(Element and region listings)
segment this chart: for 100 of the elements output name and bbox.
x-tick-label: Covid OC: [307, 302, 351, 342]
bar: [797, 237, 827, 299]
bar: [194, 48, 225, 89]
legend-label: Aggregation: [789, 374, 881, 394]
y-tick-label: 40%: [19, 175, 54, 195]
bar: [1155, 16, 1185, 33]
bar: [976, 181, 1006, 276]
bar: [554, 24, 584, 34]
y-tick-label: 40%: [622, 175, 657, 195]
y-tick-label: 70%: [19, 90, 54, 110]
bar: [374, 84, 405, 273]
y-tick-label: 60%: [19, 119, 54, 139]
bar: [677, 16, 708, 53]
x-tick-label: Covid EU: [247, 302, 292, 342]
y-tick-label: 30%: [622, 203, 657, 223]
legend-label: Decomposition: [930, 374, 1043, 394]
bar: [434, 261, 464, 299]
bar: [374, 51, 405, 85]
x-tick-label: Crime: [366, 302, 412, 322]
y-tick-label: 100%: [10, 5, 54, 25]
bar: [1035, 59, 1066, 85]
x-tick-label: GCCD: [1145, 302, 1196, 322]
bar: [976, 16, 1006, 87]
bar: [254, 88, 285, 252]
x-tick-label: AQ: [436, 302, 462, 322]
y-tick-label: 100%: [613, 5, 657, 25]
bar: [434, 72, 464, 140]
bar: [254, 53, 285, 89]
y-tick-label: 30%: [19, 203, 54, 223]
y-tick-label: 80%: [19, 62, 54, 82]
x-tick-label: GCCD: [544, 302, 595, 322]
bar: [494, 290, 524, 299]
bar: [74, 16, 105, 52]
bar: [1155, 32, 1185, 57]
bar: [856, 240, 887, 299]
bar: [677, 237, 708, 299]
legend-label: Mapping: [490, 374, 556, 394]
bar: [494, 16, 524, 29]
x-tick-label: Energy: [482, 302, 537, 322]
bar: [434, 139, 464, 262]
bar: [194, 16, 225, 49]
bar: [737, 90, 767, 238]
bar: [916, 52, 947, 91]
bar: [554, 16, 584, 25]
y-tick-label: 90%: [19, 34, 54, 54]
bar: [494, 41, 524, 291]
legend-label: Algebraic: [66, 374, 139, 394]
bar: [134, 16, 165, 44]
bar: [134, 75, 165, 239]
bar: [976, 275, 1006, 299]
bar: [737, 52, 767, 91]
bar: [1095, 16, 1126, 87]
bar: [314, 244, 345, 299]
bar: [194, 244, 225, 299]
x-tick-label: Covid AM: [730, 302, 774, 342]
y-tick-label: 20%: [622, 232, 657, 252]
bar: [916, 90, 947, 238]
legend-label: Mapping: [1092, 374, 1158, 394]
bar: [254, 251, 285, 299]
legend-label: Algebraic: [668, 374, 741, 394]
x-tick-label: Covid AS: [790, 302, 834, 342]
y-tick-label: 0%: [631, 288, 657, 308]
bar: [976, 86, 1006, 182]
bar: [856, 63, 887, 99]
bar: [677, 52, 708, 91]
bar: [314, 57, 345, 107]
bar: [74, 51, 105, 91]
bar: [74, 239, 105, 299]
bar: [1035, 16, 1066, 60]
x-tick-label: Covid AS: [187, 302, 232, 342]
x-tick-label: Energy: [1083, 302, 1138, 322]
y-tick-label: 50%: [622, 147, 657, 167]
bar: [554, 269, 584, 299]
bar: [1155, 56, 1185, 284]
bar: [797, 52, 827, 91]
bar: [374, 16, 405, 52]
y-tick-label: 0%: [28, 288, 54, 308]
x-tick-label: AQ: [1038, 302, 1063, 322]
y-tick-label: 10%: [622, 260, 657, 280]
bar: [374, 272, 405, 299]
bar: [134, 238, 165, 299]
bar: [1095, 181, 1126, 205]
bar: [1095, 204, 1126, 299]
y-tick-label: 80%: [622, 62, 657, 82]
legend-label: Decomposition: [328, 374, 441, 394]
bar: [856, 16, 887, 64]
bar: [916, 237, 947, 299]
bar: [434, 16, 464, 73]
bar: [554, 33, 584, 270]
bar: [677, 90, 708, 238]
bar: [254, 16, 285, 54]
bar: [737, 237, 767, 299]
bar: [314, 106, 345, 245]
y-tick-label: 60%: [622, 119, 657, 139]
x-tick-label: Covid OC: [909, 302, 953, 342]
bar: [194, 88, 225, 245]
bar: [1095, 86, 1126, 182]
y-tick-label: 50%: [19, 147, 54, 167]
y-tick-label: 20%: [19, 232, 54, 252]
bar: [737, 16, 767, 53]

§ **Task objective**: Copy every line of the data above word for word, without changing anything.

§ **Solved exercise**:
segment this chart: for 100 of the elements output name and bbox.
x-tick-label: Covid OC: [307, 302, 351, 342]
bar: [797, 237, 827, 299]
bar: [194, 48, 225, 89]
legend-label: Aggregation: [789, 374, 881, 394]
y-tick-label: 40%: [19, 175, 54, 195]
bar: [1155, 16, 1185, 33]
bar: [976, 181, 1006, 276]
bar: [554, 24, 584, 34]
y-tick-label: 40%: [622, 175, 657, 195]
y-tick-label: 70%: [19, 90, 54, 110]
bar: [374, 84, 405, 273]
y-tick-label: 60%: [19, 119, 54, 139]
bar: [677, 16, 708, 53]
x-tick-label: Covid EU: [247, 302, 292, 342]
y-tick-label: 30%: [622, 203, 657, 223]
legend-label: Decomposition: [930, 374, 1043, 394]
bar: [434, 261, 464, 299]
bar: [374, 51, 405, 85]
x-tick-label: Crime: [366, 302, 412, 322]
y-tick-label: 100%: [10, 5, 54, 25]
bar: [1035, 59, 1066, 85]
x-tick-label: GCCD: [1145, 302, 1196, 322]
bar: [976, 16, 1006, 87]
bar: [254, 88, 285, 252]
x-tick-label: AQ: [436, 302, 462, 322]
y-tick-label: 100%: [613, 5, 657, 25]
bar: [434, 72, 464, 140]
bar: [254, 53, 285, 89]
y-tick-label: 30%: [19, 203, 54, 223]
y-tick-label: 80%: [19, 62, 54, 82]
x-tick-label: GCCD: [544, 302, 595, 322]
bar: [494, 290, 524, 299]
bar: [74, 16, 105, 52]
bar: [1155, 32, 1185, 57]
bar: [856, 240, 887, 299]
bar: [677, 237, 708, 299]
legend-label: Mapping: [490, 374, 556, 394]
bar: [494, 16, 524, 29]
x-tick-label: Energy: [482, 302, 537, 322]
bar: [434, 139, 464, 262]
bar: [194, 16, 225, 49]
bar: [737, 90, 767, 238]
bar: [916, 52, 947, 91]
bar: [554, 16, 584, 25]
y-tick-label: 90%: [19, 34, 54, 54]
bar: [494, 41, 524, 291]
legend-label: Algebraic: [66, 374, 139, 394]
bar: [134, 16, 165, 44]
bar: [134, 75, 165, 239]
bar: [976, 275, 1006, 299]
bar: [737, 52, 767, 91]
bar: [1095, 16, 1126, 87]
bar: [314, 244, 345, 299]
bar: [194, 244, 225, 299]
x-tick-label: Covid AM: [730, 302, 774, 342]
y-tick-label: 20%: [622, 232, 657, 252]
bar: [916, 90, 947, 238]
legend-label: Mapping: [1092, 374, 1158, 394]
bar: [254, 251, 285, 299]
legend-label: Algebraic: [668, 374, 741, 394]
x-tick-label: Covid AS: [790, 302, 834, 342]
y-tick-label: 0%: [631, 288, 657, 308]
bar: [976, 86, 1006, 182]
bar: [856, 63, 887, 99]
bar: [677, 52, 708, 91]
bar: [314, 57, 345, 107]
bar: [74, 51, 105, 91]
bar: [74, 239, 105, 299]
bar: [1035, 16, 1066, 60]
x-tick-label: Covid AS: [187, 302, 232, 342]
x-tick-label: Energy: [1083, 302, 1138, 322]
y-tick-label: 50%: [622, 147, 657, 167]
bar: [554, 269, 584, 299]
bar: [1155, 56, 1185, 284]
bar: [797, 52, 827, 91]
bar: [374, 16, 405, 52]
y-tick-label: 0%: [28, 288, 54, 308]
x-tick-label: AQ: [1038, 302, 1063, 322]
y-tick-label: 10%: [622, 260, 657, 280]
bar: [374, 272, 405, 299]
bar: [134, 238, 165, 299]
bar: [1095, 181, 1126, 205]
bar: [1095, 204, 1126, 299]
y-tick-label: 80%: [622, 62, 657, 82]
legend-label: Decomposition: [328, 374, 441, 394]
bar: [856, 16, 887, 64]
bar: [916, 237, 947, 299]
bar: [434, 16, 464, 73]
bar: [554, 33, 584, 270]
bar: [677, 90, 708, 238]
bar: [254, 16, 285, 54]
bar: [737, 237, 767, 299]
bar: [314, 106, 345, 245]
y-tick-label: 60%: [622, 119, 657, 139]
x-tick-label: Covid OC: [909, 302, 953, 342]
bar: [194, 88, 225, 245]
bar: [1095, 86, 1126, 182]
y-tick-label: 50%: [19, 147, 54, 167]
y-tick-label: 20%: [19, 232, 54, 252]
bar: [737, 16, 767, 53]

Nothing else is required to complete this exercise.